§ **EXERCISE INSTRUCTIONS**
Change "question-line" to "query-line" in the records, from the first line through the line containing "material-three-block — [128, 214, 663, 234]". Leave everything else as it is, and return only those lines.

>>>

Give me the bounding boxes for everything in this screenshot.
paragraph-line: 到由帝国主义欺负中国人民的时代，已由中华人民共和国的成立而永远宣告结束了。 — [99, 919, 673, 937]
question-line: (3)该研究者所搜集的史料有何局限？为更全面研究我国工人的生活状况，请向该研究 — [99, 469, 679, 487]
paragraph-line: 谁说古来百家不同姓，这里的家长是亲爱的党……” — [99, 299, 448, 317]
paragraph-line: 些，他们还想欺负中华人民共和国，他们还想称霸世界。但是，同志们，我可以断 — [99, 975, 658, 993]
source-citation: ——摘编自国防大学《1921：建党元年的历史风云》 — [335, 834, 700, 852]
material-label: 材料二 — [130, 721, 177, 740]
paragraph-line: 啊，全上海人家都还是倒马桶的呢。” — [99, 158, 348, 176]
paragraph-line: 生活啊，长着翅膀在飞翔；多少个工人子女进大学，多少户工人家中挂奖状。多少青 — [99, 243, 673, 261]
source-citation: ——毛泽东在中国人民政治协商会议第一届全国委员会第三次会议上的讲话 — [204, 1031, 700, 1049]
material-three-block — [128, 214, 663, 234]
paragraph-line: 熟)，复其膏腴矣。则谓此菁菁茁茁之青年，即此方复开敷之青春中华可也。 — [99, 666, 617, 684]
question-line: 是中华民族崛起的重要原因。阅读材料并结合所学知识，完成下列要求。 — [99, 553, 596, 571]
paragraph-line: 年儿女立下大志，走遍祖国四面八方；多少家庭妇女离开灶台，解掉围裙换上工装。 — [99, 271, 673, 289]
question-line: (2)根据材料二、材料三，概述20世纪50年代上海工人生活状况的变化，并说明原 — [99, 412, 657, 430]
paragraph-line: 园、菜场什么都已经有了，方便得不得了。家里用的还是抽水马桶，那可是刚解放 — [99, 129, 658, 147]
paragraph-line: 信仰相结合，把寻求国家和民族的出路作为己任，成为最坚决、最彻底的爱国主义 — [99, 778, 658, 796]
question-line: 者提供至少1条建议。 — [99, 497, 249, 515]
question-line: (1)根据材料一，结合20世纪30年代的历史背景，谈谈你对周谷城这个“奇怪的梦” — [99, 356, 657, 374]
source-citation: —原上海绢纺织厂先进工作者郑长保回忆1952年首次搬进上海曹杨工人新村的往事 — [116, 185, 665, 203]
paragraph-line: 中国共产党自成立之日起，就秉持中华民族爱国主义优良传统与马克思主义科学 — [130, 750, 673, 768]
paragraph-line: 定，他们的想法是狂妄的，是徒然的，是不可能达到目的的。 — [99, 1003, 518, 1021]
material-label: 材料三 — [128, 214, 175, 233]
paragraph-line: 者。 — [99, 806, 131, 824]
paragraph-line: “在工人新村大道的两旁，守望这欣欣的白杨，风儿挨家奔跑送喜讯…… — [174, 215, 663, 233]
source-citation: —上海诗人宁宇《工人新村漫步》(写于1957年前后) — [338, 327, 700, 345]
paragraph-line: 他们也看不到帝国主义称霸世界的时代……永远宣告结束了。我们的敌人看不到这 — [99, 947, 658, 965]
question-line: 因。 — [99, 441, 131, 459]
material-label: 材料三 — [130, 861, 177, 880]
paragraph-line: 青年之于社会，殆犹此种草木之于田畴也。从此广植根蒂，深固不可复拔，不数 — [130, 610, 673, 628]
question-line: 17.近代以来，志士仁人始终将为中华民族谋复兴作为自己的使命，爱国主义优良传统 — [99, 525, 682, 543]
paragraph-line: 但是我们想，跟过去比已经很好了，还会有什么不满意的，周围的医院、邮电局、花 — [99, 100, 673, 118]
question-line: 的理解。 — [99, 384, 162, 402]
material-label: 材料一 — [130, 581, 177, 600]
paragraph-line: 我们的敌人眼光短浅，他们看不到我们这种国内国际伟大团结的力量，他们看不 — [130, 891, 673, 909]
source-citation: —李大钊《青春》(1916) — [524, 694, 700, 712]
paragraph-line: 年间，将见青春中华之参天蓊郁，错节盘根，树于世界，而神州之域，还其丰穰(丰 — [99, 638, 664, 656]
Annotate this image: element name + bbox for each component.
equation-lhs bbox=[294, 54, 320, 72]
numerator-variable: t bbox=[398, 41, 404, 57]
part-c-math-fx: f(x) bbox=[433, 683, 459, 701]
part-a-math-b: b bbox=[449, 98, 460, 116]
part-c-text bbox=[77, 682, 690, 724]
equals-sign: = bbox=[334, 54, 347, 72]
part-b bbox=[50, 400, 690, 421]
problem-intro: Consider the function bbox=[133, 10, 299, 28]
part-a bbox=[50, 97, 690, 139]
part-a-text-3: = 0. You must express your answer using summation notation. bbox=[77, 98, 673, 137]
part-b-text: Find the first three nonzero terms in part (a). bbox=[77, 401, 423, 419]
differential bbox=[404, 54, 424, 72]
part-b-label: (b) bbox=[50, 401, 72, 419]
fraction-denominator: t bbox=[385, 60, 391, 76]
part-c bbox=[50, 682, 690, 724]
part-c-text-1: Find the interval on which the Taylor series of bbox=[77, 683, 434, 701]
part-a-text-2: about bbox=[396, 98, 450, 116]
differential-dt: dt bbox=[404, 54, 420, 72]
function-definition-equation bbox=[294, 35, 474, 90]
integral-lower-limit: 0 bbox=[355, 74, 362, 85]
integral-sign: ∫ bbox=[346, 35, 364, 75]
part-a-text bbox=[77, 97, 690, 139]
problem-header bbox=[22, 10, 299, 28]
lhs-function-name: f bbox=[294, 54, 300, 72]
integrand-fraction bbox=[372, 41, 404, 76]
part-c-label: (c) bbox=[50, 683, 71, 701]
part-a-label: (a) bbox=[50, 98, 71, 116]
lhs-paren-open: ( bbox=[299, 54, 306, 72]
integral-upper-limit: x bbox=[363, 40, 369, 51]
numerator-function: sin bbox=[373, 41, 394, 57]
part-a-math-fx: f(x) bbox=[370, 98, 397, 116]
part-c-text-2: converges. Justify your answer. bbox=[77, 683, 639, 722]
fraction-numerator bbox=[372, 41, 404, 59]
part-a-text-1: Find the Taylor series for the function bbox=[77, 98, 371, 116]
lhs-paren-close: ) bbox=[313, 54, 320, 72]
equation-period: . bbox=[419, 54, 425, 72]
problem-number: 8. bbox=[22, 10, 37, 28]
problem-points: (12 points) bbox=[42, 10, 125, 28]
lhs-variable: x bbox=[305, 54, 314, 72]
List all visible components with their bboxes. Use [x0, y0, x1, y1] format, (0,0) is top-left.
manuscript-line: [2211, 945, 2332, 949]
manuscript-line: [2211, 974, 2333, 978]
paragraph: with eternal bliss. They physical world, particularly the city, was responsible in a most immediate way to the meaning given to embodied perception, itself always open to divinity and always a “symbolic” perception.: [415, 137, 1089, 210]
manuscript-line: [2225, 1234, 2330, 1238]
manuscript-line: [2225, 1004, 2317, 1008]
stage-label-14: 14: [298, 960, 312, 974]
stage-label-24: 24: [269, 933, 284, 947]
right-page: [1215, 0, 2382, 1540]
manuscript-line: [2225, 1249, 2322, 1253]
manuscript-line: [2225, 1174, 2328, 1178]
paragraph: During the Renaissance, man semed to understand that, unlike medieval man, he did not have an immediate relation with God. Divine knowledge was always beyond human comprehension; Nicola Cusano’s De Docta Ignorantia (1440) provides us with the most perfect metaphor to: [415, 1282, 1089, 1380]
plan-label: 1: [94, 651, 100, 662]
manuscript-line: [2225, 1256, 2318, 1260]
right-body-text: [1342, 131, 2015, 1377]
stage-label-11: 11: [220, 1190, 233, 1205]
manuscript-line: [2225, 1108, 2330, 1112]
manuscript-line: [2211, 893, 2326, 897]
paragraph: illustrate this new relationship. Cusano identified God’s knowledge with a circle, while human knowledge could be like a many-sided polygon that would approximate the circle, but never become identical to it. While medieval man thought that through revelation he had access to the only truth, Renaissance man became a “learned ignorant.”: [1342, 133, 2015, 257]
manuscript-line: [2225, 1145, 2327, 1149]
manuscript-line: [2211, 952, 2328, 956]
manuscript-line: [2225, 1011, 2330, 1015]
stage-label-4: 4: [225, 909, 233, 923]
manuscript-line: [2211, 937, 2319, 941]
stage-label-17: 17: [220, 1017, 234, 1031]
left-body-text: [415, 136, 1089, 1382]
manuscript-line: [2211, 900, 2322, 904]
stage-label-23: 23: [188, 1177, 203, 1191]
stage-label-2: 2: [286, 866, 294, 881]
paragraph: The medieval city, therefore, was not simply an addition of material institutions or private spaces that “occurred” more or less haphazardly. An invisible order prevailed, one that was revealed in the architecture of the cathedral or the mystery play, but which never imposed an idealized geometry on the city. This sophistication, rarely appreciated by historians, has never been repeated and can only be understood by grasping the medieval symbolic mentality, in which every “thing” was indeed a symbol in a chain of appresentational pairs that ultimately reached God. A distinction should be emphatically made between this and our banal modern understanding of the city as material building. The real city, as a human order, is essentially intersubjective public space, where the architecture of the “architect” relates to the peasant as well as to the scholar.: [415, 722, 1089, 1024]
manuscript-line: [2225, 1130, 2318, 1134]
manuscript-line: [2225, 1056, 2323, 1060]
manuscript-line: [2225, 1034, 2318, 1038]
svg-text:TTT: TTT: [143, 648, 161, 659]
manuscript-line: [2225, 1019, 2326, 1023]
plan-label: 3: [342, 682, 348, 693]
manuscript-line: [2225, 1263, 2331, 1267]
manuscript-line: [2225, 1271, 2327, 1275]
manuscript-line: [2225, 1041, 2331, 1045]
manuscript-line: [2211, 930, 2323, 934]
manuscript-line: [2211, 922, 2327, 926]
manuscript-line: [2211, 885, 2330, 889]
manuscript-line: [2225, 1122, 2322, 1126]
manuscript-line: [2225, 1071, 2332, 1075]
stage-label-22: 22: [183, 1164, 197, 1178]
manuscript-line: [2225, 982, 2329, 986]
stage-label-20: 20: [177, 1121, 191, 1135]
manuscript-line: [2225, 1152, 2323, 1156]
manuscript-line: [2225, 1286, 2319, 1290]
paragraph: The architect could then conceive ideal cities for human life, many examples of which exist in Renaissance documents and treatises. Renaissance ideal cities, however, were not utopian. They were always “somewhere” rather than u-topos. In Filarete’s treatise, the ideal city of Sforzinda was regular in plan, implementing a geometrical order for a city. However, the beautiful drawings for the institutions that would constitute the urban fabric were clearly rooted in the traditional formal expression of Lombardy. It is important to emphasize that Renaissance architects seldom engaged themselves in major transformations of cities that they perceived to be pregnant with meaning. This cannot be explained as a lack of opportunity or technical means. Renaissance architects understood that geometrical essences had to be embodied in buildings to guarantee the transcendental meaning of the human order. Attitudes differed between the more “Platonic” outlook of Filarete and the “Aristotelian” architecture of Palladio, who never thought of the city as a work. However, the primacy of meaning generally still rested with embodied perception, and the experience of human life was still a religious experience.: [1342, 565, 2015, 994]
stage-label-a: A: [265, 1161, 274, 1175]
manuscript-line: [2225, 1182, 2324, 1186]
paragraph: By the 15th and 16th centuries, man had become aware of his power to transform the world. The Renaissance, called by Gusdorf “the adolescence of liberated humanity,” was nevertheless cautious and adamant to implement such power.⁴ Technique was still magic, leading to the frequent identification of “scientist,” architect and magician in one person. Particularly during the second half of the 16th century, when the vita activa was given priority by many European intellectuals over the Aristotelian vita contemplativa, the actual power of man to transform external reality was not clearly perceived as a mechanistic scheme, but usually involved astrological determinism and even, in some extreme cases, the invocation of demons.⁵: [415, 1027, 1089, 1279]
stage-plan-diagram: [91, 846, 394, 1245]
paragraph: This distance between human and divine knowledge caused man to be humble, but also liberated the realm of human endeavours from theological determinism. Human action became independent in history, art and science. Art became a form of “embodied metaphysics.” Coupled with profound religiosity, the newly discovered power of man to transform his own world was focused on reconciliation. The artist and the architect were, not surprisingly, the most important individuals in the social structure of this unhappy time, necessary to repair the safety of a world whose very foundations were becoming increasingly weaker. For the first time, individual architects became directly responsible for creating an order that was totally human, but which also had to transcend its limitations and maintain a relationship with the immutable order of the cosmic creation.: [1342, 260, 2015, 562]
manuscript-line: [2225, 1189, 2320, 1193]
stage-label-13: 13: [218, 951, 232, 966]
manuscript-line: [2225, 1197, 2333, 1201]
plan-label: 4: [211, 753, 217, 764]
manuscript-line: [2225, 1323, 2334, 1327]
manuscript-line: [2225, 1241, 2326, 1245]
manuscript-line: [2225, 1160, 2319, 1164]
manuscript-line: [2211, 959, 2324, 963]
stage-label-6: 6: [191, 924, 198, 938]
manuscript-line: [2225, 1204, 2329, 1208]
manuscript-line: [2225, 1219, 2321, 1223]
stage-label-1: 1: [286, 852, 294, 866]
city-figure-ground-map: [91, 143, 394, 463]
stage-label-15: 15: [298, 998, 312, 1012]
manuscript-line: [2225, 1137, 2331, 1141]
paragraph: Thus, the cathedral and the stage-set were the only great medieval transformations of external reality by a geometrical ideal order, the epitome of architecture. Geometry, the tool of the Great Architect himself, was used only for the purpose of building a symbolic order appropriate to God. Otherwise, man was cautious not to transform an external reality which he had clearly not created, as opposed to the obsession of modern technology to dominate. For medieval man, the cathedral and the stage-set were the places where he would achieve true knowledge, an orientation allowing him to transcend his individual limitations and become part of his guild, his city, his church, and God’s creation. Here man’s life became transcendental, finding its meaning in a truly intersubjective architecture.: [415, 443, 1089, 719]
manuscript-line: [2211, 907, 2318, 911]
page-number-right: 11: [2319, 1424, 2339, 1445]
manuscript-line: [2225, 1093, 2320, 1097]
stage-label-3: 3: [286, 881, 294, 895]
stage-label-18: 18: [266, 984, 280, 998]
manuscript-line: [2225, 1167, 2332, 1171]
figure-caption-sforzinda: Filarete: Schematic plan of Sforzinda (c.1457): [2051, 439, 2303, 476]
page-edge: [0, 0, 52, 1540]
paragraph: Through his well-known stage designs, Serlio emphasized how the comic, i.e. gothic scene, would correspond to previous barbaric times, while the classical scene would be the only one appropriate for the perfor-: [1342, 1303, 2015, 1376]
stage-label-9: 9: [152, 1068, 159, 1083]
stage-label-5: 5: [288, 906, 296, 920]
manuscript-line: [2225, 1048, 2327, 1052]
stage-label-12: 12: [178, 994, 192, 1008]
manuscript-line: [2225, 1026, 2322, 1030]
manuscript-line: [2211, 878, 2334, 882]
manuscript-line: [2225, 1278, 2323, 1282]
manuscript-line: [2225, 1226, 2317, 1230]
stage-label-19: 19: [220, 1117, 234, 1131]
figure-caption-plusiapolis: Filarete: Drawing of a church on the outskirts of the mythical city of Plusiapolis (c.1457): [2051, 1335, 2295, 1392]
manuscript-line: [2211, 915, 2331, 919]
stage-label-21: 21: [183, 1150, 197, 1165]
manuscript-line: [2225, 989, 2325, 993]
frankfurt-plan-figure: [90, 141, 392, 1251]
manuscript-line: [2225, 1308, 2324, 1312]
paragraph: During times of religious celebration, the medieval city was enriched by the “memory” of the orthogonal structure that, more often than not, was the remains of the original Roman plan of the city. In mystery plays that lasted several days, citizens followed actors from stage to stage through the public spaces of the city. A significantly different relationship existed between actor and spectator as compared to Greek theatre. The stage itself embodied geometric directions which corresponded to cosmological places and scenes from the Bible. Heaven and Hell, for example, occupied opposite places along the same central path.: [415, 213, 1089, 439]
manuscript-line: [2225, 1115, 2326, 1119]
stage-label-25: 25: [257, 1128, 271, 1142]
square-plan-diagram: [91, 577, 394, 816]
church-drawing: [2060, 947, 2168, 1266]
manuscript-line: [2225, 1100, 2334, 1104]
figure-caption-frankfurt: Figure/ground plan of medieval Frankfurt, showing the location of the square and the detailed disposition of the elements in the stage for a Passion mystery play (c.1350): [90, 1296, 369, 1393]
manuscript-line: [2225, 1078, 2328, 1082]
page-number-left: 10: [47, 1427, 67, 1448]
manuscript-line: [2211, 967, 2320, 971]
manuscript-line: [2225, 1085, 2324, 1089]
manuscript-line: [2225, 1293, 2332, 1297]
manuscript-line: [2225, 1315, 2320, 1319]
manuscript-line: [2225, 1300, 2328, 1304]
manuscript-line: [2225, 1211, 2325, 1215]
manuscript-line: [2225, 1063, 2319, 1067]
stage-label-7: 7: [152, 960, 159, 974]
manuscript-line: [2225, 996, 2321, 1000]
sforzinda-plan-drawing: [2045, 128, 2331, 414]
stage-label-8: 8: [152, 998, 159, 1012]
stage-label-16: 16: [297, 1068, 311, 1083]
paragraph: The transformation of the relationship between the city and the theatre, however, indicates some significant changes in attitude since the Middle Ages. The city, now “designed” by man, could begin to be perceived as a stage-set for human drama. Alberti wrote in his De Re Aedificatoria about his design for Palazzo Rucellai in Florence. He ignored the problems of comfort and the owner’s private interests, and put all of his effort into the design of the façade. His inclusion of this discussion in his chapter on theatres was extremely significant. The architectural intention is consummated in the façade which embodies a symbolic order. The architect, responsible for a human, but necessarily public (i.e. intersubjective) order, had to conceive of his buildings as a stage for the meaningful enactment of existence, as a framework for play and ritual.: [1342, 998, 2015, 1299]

<<<

§ **REPLY TO THE EXERCISE**
Give me the bounding boxes for everything in this screenshot.
paragraph-line: 到由帝国主义欺负中国人民的时代，已由中华人民共和国的成立而永远宣告结束了。 — [99, 919, 673, 937]
query-line: (3)该研究者所搜集的史料有何局限？为更全面研究我国工人的生活状况，请向该研究 — [99, 469, 679, 487]
paragraph-line: 谁说古来百家不同姓，这里的家长是亲爱的党……” — [99, 299, 448, 317]
paragraph-line: 些，他们还想欺负中华人民共和国，他们还想称霸世界。但是，同志们，我可以断 — [99, 975, 658, 993]
source-citation: ——摘编自国防大学《1921：建党元年的历史风云》 — [335, 834, 700, 852]
material-label: 材料二 — [130, 721, 177, 740]
paragraph-line: 啊，全上海人家都还是倒马桶的呢。” — [99, 158, 348, 176]
paragraph-line: 生活啊，长着翅膀在飞翔；多少个工人子女进大学，多少户工人家中挂奖状。多少青 — [99, 243, 673, 261]
source-citation: ——毛泽东在中国人民政治协商会议第一届全国委员会第三次会议上的讲话 — [204, 1031, 700, 1049]
material-three-block — [128, 214, 663, 234]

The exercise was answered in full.